**Problem to work on:** Without altering anything, output the material below.

**Rows from a dataset:**

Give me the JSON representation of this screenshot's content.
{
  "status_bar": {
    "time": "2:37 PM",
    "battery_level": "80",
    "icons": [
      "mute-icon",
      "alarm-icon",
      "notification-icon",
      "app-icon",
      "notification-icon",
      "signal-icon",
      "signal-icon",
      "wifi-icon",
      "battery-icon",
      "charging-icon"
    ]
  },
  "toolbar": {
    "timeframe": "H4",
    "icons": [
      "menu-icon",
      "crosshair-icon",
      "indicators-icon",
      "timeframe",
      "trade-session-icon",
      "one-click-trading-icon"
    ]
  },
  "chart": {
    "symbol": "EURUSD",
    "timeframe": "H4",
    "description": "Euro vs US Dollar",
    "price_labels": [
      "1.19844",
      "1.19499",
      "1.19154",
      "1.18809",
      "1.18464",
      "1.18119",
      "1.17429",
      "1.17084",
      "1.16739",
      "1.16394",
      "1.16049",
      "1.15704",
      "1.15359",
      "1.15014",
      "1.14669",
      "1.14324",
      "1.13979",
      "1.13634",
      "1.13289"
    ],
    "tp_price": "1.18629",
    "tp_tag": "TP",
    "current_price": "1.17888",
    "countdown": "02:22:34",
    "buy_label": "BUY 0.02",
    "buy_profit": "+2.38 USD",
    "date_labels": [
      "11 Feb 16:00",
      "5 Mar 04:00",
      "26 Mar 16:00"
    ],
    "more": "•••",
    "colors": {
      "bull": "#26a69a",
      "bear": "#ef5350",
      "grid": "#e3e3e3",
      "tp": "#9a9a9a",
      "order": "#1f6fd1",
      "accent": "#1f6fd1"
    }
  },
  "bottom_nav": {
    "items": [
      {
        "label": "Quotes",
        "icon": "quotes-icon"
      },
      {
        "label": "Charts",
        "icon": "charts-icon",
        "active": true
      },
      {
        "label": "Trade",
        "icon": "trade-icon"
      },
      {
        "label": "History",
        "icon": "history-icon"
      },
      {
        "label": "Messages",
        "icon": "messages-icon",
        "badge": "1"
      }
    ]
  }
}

**Task output:**
Give me the JSON representation of this screenshot's content.
{
  "status_bar": {
    "time": "2:37 PM",
    "battery_level": "80",
    "icons": [
      "mute-icon",
      "alarm-icon",
      "notification-icon",
      "app-icon",
      "notification-icon",
      "signal-icon",
      "signal-icon",
      "wifi-icon",
      "battery-icon",
      "charging-icon"
    ]
  },
  "toolbar": {
    "timeframe": "H4",
    "icons": [
      "menu-icon",
      "crosshair-icon",
      "indicators-icon",
      "timeframe",
      "trade-session-icon",
      "one-click-trading-icon"
    ]
  },
  "chart": {
    "symbol": "EURUSD",
    "timeframe": "H4",
    "description": "Euro vs US Dollar",
    "price_labels": [
      "1.19844",
      "1.19499",
      "1.19154",
      "1.18809",
      "1.18464",
      "1.18119",
      "1.17429",
      "1.17084",
      "1.16739",
      "1.16394",
      "1.16049",
      "1.15704",
      "1.15359",
      "1.15014",
      "1.14669",
      "1.14324",
      "1.13979",
      "1.13634",
      "1.13289"
    ],
    "tp_price": "1.18629",
    "tp_tag": "TP",
    "current_price": "1.17888",
    "countdown": "02:22:34",
    "buy_label": "BUY 0.02",
    "buy_profit": "+2.38 USD",
    "date_labels": [
      "11 Feb 16:00",
      "5 Mar 04:00",
      "26 Mar 16:00"
    ],
    "more": "•••",
    "colors": {
      "bull": "#26a69a",
      "bear": "#ef5350",
      "grid": "#e3e3e3",
      "tp": "#9a9a9a",
      "order": "#1f6fd1",
      "accent": "#1f6fd1"
    }
  },
  "bottom_nav": {
    "items": [
      {
        "label": "Quotes",
        "icon": "quotes-icon"
      },
      {
        "label": "Charts",
        "icon": "charts-icon",
        "active": true
      },
      {
        "label": "Trade",
        "icon": "trade-icon"
      },
      {
        "label": "History",
        "icon": "history-icon"
      },
      {
        "label": "Messages",
        "icon": "messages-icon",
        "badge": "1"
      }
    ]
  }
}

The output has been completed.